-- Begin Stored data --

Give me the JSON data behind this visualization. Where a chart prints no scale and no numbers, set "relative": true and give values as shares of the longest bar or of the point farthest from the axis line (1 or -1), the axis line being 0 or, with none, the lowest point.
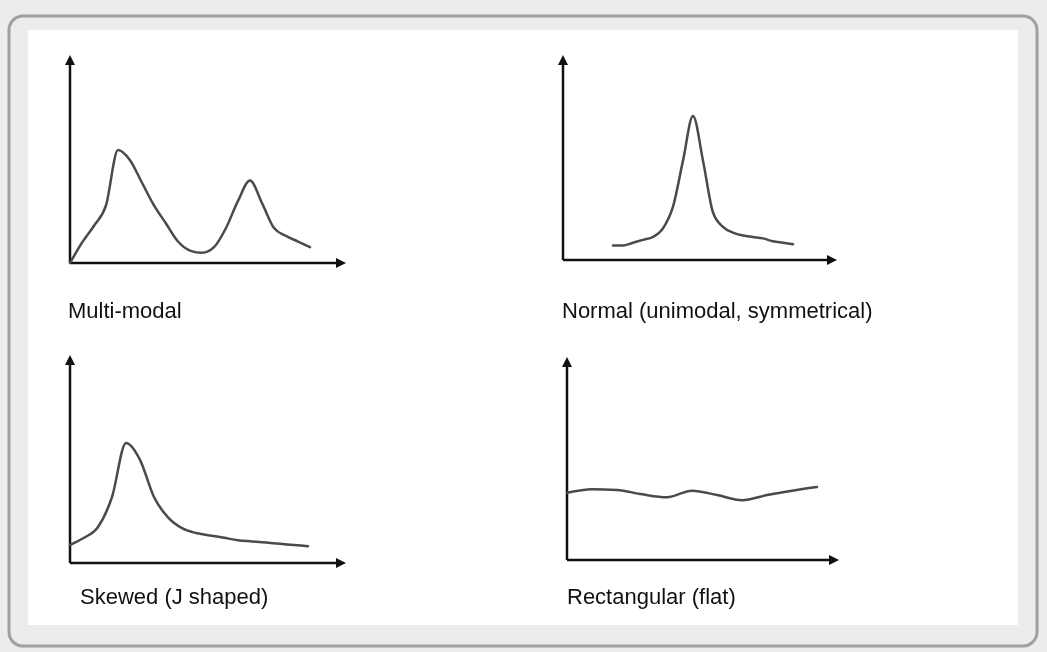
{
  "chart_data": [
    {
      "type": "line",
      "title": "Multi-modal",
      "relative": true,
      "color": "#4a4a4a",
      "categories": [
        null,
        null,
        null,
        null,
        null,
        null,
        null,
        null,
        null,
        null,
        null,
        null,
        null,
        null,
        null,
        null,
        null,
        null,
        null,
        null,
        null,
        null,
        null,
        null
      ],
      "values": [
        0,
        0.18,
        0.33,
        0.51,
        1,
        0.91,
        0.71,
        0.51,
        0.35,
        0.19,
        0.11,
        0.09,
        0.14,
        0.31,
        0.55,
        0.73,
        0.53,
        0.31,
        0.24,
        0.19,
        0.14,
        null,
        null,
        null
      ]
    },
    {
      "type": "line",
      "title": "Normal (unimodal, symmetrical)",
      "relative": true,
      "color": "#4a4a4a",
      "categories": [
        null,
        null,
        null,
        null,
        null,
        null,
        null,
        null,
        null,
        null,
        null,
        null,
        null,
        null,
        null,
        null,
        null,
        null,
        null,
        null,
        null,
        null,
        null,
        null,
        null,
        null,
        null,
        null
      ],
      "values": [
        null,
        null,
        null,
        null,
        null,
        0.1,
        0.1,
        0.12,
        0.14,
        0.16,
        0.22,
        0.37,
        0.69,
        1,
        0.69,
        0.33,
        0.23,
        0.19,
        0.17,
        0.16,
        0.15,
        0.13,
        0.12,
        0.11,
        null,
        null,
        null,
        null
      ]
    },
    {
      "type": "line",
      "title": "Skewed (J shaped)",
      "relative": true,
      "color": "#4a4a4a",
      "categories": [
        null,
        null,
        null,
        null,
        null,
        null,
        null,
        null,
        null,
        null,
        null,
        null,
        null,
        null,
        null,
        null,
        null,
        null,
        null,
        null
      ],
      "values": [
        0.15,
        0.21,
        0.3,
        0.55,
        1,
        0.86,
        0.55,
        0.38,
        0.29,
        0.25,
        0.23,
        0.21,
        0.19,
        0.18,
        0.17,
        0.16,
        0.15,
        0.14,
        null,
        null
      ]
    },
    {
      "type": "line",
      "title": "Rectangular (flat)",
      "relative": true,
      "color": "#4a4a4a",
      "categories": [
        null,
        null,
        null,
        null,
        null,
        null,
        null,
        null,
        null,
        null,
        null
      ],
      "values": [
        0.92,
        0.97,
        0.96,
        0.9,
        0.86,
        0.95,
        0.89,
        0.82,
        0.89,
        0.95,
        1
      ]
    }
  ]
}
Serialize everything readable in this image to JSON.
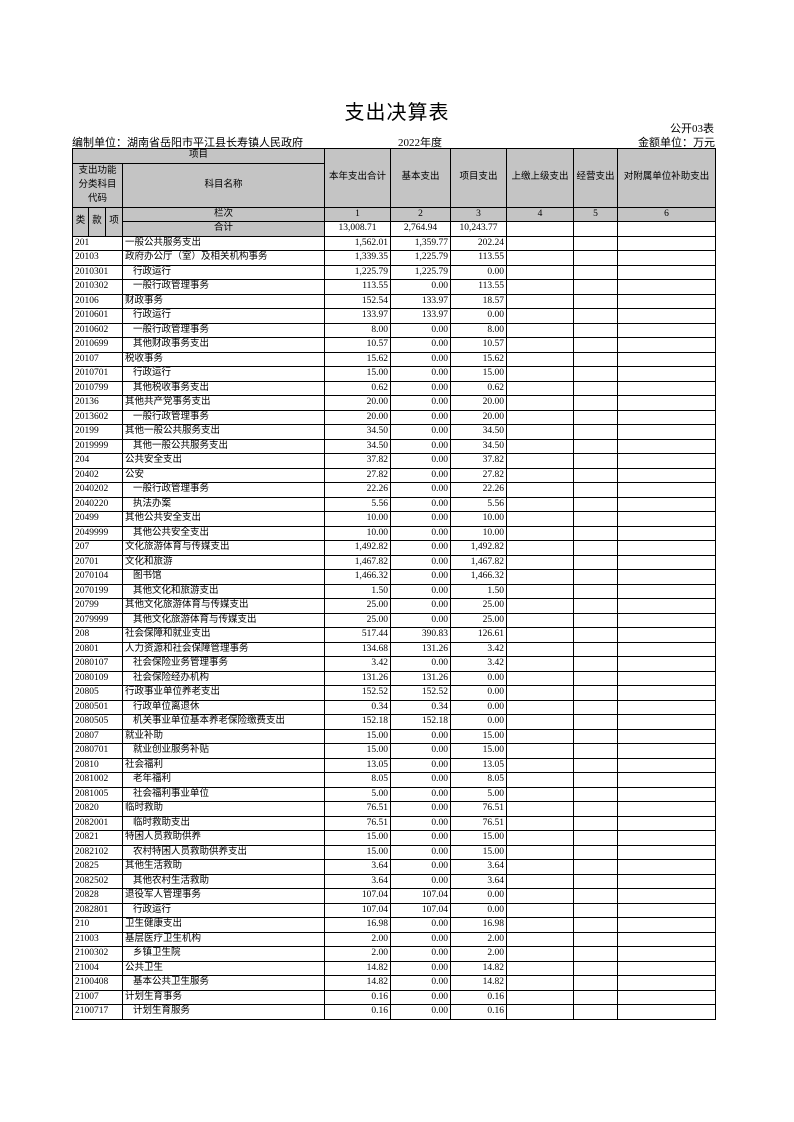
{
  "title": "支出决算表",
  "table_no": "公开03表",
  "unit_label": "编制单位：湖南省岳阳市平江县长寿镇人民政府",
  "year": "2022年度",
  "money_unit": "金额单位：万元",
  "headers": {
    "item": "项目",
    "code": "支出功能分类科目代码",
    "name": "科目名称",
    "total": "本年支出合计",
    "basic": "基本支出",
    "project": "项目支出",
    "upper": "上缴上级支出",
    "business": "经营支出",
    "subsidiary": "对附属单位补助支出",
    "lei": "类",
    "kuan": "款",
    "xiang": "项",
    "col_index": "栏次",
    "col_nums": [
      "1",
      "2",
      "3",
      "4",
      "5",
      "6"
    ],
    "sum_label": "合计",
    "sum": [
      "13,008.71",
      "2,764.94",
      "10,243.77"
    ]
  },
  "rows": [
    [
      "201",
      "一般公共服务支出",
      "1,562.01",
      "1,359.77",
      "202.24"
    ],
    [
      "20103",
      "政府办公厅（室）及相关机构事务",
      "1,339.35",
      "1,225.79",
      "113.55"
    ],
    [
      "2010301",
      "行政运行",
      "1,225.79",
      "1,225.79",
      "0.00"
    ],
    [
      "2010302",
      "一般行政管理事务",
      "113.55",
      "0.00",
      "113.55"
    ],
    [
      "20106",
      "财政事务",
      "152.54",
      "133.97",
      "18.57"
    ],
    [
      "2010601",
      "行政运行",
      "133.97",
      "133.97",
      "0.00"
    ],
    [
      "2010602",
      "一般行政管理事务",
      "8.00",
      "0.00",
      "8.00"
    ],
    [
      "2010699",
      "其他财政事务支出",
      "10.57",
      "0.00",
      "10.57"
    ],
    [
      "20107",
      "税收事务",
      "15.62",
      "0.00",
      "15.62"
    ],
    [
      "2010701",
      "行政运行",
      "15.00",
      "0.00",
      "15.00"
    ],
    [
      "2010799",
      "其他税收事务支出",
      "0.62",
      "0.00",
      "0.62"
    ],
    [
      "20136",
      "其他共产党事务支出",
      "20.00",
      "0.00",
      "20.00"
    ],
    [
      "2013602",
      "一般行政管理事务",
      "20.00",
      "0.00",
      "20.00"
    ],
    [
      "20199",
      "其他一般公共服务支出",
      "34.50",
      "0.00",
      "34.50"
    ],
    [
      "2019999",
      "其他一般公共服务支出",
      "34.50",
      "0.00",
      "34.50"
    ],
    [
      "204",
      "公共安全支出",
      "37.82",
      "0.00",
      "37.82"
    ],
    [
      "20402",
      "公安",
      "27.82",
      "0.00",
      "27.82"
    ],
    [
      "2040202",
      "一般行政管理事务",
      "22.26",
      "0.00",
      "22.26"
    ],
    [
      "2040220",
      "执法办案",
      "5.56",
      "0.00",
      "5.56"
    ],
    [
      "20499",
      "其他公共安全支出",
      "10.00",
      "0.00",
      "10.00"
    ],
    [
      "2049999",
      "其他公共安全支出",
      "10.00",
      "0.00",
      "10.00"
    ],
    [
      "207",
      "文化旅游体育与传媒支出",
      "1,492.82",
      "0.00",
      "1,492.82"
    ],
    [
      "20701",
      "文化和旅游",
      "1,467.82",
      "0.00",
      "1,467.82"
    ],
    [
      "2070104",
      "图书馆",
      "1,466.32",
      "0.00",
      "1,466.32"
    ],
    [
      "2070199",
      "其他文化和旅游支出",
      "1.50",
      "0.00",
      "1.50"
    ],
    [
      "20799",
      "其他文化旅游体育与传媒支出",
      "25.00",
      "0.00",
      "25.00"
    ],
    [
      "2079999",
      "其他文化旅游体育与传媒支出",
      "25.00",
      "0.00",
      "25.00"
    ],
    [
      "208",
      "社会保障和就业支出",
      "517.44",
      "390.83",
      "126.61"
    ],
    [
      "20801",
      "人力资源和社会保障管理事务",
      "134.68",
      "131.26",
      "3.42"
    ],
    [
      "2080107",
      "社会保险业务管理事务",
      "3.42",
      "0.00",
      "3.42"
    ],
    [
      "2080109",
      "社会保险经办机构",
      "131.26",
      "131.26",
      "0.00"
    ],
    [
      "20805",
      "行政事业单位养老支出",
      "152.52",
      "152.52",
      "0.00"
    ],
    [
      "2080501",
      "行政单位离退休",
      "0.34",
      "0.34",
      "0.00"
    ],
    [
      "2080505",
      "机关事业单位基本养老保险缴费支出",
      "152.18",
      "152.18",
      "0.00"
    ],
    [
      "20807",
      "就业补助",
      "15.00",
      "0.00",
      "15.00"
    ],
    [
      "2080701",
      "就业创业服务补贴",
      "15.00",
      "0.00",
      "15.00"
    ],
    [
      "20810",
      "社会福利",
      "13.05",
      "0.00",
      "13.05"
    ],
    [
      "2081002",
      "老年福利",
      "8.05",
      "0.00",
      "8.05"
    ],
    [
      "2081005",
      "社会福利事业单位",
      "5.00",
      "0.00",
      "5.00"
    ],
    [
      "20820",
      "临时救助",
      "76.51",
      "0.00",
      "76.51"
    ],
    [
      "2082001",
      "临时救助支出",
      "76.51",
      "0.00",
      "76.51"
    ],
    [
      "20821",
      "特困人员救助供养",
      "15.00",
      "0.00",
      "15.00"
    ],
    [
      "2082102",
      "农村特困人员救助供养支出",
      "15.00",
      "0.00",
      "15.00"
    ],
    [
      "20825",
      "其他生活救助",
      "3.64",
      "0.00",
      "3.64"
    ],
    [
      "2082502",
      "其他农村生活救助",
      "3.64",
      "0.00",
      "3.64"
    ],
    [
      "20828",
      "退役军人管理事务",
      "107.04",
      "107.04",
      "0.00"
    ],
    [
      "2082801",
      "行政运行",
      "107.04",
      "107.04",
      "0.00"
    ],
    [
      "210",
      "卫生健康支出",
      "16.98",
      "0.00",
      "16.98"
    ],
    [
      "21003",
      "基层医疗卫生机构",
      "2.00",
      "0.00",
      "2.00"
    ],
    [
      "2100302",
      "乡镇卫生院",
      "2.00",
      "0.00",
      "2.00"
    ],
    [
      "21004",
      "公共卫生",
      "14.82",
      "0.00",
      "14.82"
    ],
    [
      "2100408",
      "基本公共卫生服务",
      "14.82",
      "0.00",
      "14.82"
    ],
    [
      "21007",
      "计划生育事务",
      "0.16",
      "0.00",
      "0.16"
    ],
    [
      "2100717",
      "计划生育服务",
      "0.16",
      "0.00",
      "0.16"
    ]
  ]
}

-- End Stored data --

Count the lines in which the string "JSON" appears, then report only that figure.

Task output:
2